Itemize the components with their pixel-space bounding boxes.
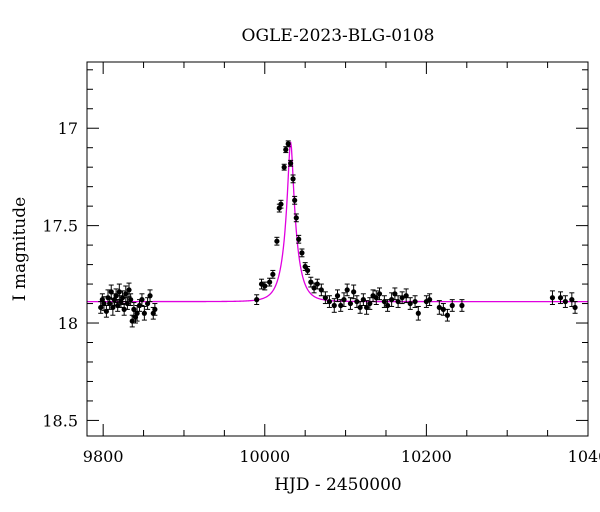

---

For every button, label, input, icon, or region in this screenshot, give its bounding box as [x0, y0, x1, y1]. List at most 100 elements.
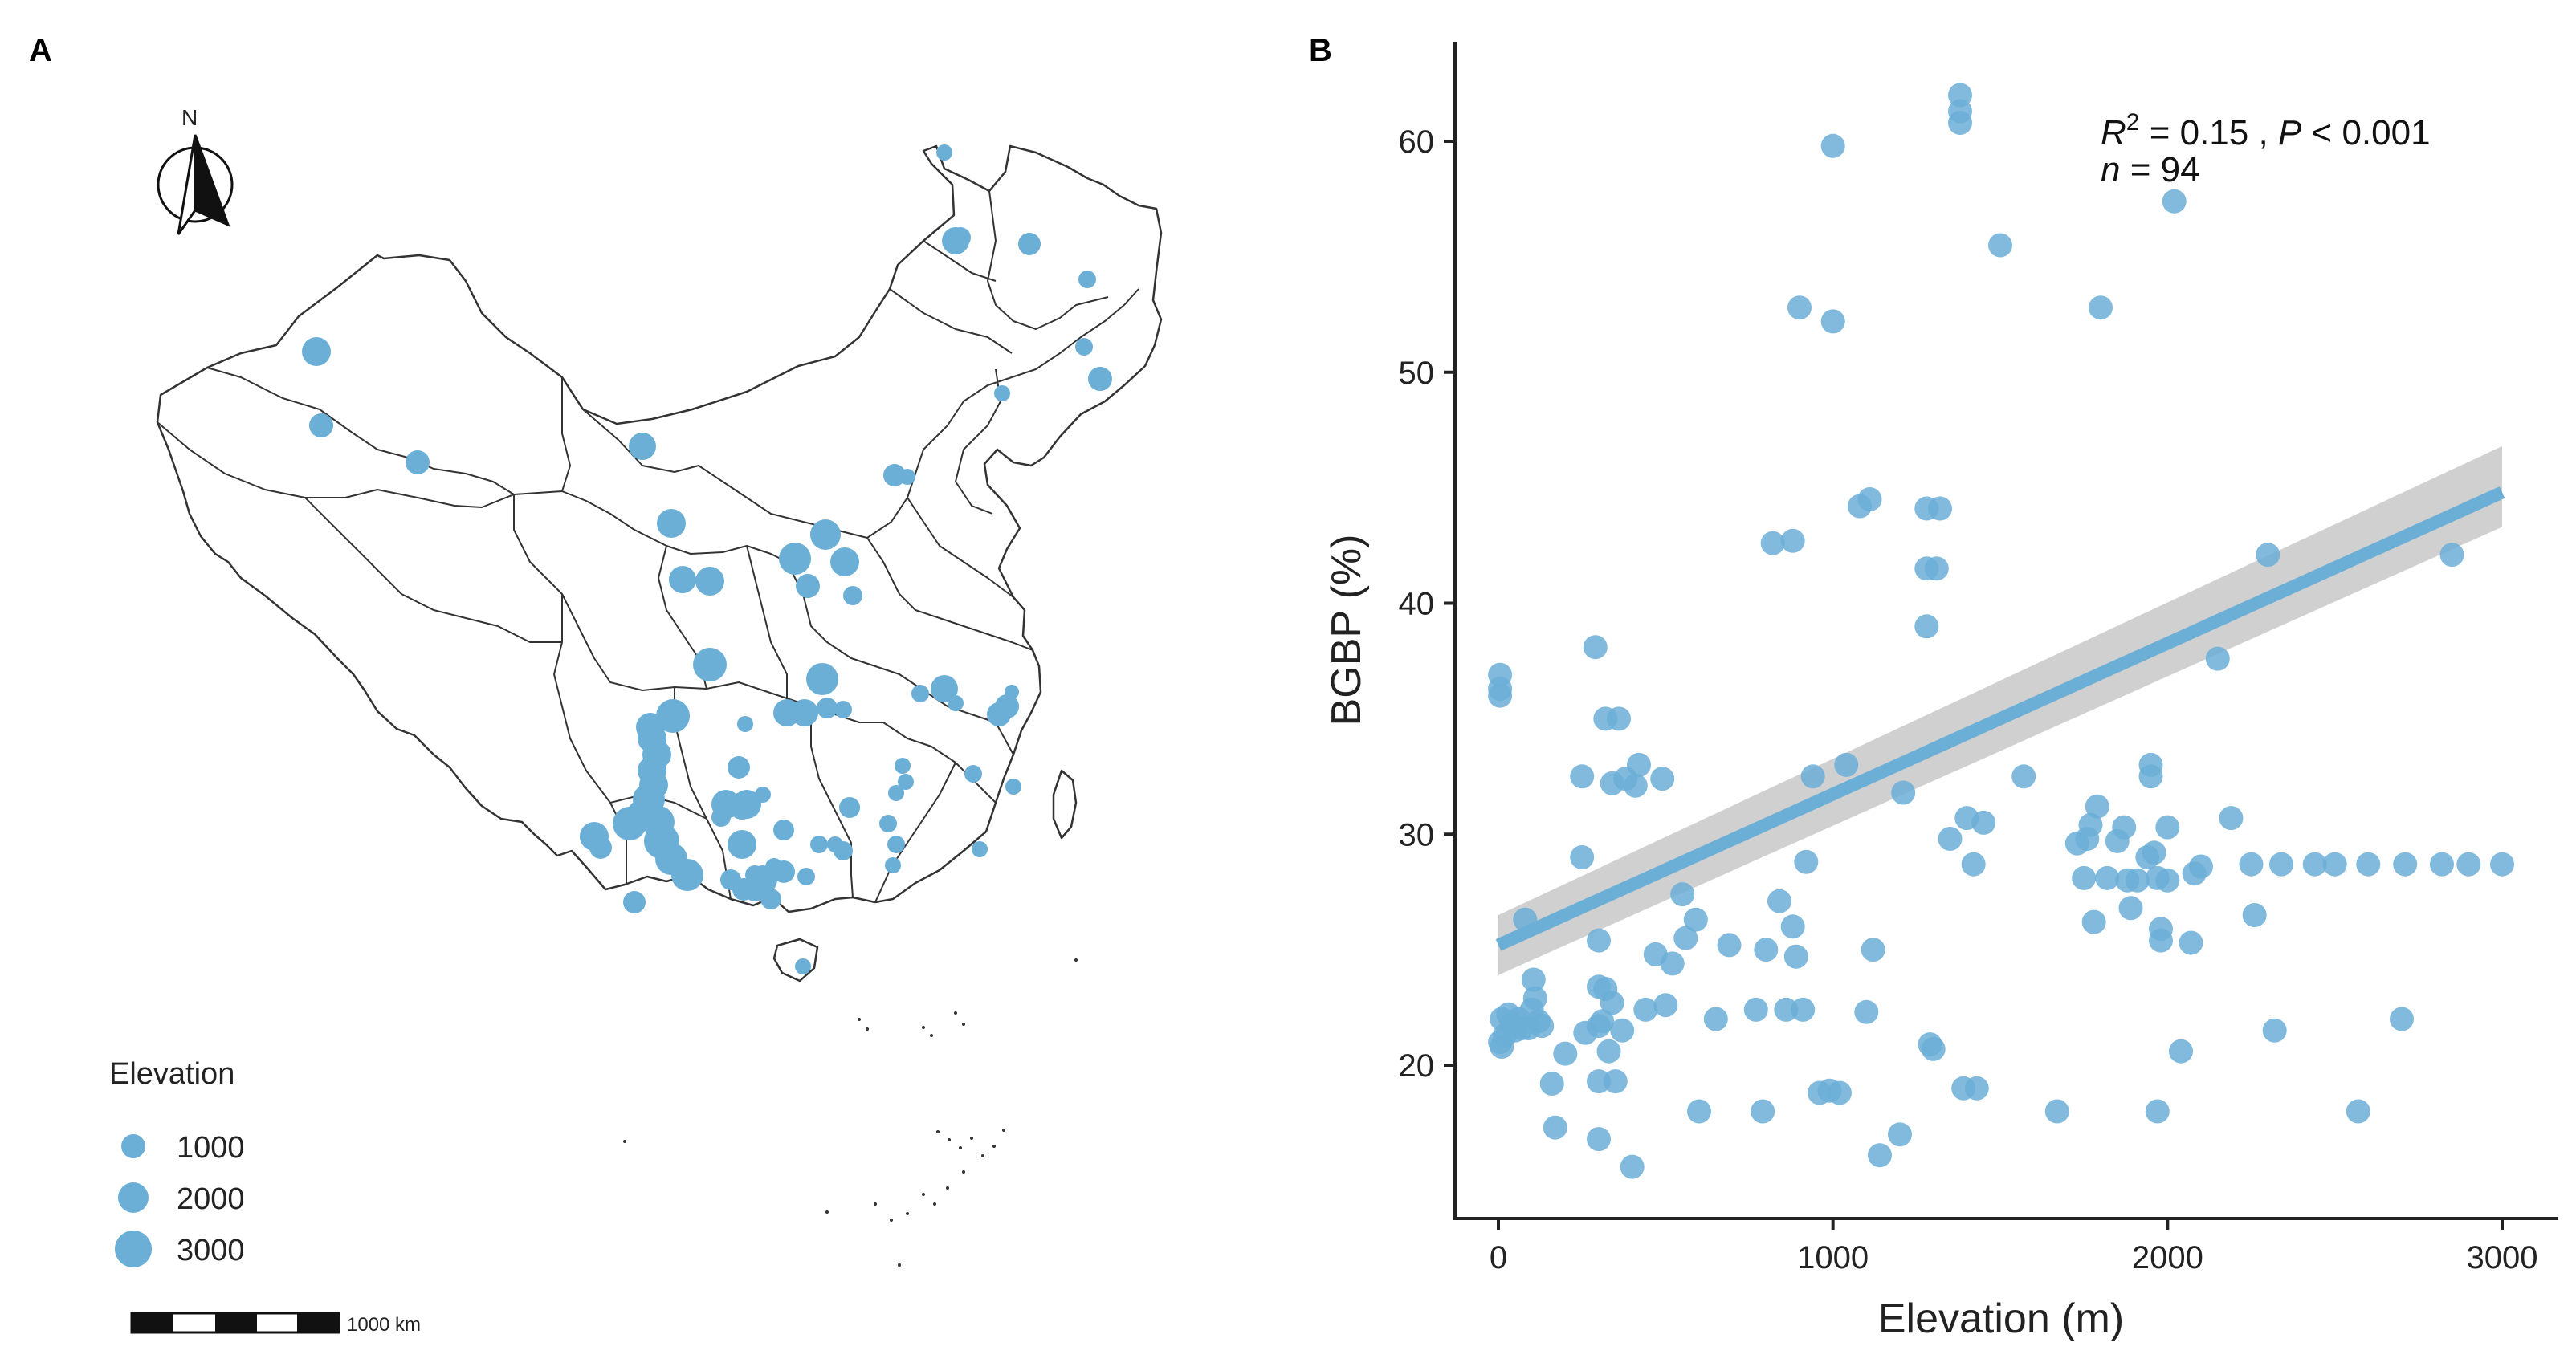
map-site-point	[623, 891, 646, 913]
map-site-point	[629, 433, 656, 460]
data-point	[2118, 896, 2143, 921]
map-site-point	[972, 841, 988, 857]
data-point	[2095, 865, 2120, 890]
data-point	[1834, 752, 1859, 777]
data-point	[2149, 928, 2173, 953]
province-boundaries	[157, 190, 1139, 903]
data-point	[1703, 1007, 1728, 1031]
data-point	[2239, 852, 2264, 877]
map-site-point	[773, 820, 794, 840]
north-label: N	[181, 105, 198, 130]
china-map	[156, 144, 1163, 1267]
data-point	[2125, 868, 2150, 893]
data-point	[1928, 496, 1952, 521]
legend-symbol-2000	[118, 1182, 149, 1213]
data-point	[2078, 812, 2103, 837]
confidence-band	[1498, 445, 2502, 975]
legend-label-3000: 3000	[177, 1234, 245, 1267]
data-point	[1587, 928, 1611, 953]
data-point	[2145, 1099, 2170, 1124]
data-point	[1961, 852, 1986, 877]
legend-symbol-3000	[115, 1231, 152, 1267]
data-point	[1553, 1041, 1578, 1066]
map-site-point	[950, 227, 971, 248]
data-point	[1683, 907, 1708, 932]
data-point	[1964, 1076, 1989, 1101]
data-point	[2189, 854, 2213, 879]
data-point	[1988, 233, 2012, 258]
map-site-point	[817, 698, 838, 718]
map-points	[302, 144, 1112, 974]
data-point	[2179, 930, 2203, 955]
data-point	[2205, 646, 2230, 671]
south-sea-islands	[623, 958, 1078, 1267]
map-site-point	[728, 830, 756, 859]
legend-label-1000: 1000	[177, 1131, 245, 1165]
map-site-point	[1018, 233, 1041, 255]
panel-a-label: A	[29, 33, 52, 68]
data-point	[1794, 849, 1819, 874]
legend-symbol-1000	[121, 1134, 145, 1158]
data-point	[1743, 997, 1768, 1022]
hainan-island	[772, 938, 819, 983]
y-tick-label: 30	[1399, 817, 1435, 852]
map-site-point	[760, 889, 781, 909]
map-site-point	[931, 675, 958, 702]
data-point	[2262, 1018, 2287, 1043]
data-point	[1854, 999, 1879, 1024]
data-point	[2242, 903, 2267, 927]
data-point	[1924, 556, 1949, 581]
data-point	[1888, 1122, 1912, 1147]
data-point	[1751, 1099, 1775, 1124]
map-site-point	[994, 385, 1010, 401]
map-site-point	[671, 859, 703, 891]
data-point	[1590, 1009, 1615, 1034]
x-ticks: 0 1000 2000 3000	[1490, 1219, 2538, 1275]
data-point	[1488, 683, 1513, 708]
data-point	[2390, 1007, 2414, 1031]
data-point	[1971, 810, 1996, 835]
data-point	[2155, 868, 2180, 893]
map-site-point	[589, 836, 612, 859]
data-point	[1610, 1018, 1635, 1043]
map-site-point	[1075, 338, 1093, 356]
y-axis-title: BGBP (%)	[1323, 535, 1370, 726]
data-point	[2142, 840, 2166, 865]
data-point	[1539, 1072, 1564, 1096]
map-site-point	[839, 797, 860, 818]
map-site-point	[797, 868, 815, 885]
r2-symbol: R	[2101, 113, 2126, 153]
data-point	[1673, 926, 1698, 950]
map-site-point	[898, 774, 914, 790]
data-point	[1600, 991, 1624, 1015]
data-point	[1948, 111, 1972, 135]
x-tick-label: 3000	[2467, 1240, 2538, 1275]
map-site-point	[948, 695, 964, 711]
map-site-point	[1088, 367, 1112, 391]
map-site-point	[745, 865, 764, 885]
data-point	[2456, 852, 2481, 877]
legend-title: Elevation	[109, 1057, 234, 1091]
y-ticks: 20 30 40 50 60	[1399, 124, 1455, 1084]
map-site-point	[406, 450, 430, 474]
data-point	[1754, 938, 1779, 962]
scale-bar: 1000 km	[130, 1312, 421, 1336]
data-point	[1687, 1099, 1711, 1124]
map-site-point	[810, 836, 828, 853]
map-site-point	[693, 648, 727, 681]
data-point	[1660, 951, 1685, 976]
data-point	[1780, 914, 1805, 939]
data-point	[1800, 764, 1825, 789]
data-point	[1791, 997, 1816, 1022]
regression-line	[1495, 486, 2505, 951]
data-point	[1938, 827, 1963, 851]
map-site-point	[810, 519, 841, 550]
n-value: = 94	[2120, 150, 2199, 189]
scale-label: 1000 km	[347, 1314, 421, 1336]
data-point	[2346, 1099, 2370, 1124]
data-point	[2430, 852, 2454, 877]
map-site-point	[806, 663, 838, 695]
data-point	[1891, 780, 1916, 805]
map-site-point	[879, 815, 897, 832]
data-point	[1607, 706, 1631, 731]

Exercise aim:
Add 52 to every bounding-box coordinate in the stretch from the row containing "For every button, label, input, icon, or" through the row containing "496, 1952, 521]", and give all of those rows again, the request line included. Leave the pictures out of your answer.

Exercise result:
For every button, label, input, icon, or region in this screenshot, give its bounding box as [x0, y0, x1, y1]. List at most 100 elements.
map-site-point	[675, 943, 698, 965]
map-site-point	[681, 485, 708, 512]
data-point	[2170, 948, 2195, 973]
map-site-point	[1024, 893, 1040, 909]
data-point	[2147, 917, 2172, 942]
data-point	[1886, 804, 1911, 829]
data-point	[2201, 980, 2225, 1005]
province-boundaries	[209, 242, 1191, 955]
data-point	[1755, 1059, 1780, 1083]
data-point	[2291, 904, 2316, 929]
map-site-point	[825, 872, 846, 892]
north-label: N	[233, 157, 250, 182]
china-map	[208, 196, 1215, 1319]
data-point	[2177, 920, 2202, 945]
data-point	[1980, 548, 2004, 573]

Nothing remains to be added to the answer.